AIM → Go through the lines below. Copy those with "such".

SOURCE RECORDS →
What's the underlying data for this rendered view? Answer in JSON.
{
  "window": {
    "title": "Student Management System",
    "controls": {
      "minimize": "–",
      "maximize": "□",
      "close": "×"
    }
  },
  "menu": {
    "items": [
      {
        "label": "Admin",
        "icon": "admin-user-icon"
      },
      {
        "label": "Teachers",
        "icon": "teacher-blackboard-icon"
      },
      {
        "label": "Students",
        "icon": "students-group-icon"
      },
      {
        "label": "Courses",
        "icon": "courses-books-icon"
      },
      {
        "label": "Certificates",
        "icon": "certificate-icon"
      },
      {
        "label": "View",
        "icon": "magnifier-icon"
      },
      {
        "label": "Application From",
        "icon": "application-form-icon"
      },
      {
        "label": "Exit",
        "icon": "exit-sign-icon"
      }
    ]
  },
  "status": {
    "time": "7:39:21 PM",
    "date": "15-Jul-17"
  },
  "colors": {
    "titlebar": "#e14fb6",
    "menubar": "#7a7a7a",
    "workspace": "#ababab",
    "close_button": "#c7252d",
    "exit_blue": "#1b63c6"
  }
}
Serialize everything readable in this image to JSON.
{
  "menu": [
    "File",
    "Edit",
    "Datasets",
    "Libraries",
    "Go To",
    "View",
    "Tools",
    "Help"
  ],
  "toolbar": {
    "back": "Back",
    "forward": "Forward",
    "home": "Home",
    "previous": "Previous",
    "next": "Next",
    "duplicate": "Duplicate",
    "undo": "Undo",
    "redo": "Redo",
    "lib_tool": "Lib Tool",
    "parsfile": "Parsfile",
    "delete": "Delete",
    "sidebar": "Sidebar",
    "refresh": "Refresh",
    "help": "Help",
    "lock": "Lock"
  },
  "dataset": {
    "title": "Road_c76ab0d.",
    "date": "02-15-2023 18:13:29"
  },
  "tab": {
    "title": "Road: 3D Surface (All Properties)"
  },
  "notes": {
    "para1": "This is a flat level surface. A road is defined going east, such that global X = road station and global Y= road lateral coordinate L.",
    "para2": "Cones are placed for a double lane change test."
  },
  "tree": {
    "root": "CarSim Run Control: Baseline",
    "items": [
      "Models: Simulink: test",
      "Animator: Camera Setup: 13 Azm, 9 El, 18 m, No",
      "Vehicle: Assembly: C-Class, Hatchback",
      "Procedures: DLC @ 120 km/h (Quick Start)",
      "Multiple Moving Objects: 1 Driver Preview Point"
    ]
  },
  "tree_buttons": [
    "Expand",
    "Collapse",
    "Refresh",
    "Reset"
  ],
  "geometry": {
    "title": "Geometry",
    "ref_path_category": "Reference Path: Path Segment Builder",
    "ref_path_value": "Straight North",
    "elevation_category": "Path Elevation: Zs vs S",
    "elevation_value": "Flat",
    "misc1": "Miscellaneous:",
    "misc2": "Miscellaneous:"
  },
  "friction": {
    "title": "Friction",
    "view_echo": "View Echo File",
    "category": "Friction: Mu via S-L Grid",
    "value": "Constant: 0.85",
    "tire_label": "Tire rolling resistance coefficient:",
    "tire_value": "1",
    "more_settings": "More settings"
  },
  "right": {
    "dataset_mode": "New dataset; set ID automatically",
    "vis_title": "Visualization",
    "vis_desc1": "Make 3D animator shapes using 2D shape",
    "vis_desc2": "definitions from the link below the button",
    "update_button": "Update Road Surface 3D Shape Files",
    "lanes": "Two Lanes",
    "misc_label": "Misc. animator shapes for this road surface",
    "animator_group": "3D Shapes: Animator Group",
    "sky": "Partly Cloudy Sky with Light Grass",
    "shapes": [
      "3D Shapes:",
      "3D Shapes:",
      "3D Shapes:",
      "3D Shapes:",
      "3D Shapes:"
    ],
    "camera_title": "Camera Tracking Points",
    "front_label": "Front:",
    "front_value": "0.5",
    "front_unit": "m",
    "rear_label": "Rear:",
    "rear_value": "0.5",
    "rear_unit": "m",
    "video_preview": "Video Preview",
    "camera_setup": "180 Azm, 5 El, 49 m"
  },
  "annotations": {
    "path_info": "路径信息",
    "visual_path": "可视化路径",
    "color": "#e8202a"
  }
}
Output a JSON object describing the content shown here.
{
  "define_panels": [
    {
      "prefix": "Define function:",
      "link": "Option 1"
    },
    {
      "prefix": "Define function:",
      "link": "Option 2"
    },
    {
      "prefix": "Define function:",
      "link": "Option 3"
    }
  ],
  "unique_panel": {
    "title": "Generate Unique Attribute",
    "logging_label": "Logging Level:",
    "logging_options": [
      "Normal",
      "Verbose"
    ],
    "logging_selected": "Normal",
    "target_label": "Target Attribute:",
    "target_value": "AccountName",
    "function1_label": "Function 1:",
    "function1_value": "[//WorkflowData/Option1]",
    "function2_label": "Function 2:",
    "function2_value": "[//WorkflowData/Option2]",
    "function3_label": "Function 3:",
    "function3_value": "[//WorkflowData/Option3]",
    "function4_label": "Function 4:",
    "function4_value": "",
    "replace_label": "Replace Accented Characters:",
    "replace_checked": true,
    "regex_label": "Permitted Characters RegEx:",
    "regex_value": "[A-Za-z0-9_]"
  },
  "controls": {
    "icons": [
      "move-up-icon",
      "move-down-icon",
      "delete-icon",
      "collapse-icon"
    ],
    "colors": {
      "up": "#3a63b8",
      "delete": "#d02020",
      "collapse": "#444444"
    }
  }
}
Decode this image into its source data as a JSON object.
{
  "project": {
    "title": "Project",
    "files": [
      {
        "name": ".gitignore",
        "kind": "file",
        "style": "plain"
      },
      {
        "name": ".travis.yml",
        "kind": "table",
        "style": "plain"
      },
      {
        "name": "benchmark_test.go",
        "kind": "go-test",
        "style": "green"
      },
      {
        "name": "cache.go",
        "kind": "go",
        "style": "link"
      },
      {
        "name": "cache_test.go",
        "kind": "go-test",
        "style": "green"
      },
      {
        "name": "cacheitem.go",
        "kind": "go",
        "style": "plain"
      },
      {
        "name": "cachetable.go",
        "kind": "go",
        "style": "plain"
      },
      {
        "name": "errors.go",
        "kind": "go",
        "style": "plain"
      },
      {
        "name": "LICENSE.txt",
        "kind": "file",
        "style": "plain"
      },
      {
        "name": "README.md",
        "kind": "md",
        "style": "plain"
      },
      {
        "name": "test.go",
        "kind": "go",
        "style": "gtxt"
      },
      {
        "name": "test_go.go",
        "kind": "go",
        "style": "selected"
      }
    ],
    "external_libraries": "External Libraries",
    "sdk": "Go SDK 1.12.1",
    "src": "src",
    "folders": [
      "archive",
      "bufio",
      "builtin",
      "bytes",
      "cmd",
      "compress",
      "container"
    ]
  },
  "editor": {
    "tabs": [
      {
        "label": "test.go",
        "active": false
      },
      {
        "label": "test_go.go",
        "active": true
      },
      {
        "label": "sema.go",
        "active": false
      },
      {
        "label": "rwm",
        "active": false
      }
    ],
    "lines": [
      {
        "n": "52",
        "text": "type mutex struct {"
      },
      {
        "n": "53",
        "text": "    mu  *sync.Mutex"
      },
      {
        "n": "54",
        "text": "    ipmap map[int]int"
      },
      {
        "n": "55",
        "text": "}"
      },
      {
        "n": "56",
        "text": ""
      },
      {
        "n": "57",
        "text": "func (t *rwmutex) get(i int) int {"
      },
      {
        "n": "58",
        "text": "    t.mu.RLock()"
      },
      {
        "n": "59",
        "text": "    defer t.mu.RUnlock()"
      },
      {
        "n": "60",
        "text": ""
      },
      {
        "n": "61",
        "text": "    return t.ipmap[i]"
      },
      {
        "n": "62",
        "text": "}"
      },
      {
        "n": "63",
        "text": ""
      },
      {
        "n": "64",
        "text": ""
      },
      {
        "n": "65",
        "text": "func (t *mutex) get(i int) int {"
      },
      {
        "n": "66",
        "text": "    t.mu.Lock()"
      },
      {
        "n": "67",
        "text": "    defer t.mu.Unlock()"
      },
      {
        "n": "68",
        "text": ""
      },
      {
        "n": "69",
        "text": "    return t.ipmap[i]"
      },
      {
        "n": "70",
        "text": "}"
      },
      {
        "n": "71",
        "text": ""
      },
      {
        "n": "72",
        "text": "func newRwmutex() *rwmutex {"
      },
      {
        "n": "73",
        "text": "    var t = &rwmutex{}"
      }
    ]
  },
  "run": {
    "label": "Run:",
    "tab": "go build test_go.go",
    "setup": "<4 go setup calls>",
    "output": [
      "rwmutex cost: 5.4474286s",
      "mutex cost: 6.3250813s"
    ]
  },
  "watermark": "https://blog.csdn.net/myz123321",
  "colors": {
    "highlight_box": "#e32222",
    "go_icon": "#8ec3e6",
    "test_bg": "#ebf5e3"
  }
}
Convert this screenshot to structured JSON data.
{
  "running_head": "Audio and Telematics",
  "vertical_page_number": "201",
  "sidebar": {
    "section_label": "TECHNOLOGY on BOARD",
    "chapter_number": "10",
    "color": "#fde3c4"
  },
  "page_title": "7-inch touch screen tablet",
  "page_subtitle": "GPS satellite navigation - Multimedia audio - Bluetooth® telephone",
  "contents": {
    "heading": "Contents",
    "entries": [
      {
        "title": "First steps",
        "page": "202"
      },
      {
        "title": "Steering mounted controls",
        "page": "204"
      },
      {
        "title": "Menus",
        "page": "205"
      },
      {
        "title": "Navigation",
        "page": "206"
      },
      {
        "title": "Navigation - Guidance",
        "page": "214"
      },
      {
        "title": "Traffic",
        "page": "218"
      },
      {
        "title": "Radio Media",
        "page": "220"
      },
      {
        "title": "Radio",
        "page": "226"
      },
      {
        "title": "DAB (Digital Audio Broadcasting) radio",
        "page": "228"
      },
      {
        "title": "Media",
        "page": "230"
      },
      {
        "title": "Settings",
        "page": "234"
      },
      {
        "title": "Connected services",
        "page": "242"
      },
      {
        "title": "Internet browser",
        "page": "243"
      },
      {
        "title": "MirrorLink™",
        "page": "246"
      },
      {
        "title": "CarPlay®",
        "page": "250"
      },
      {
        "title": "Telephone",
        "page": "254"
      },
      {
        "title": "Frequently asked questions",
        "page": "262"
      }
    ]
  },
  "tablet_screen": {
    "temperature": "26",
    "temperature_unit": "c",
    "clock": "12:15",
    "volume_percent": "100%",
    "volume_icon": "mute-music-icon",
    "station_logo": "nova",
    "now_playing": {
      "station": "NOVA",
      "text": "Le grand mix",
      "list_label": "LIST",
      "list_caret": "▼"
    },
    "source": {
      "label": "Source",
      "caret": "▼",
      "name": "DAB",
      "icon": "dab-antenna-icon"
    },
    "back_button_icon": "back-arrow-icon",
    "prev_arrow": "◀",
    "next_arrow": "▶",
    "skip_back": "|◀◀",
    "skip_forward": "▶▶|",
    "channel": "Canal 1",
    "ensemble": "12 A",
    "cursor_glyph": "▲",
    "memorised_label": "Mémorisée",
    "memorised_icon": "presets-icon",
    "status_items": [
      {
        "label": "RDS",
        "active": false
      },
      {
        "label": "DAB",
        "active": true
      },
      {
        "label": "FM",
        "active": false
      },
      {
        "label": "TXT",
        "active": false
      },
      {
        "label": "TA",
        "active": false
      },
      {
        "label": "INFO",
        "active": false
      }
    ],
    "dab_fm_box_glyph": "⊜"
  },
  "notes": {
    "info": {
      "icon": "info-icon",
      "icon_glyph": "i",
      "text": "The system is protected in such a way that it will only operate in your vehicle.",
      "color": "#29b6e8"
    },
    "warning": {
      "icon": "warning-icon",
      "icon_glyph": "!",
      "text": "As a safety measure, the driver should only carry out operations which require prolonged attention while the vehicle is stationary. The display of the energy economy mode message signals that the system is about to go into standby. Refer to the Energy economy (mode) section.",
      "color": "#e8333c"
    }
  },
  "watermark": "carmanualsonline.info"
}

IN RESPONSE →
    "para1": "This is a flat level surface. A road is defined going east, such that global X = road station and global Y= road lateral coordinate L.",
      "text": "The system is protected in such a way that it will only operate in your vehicle.",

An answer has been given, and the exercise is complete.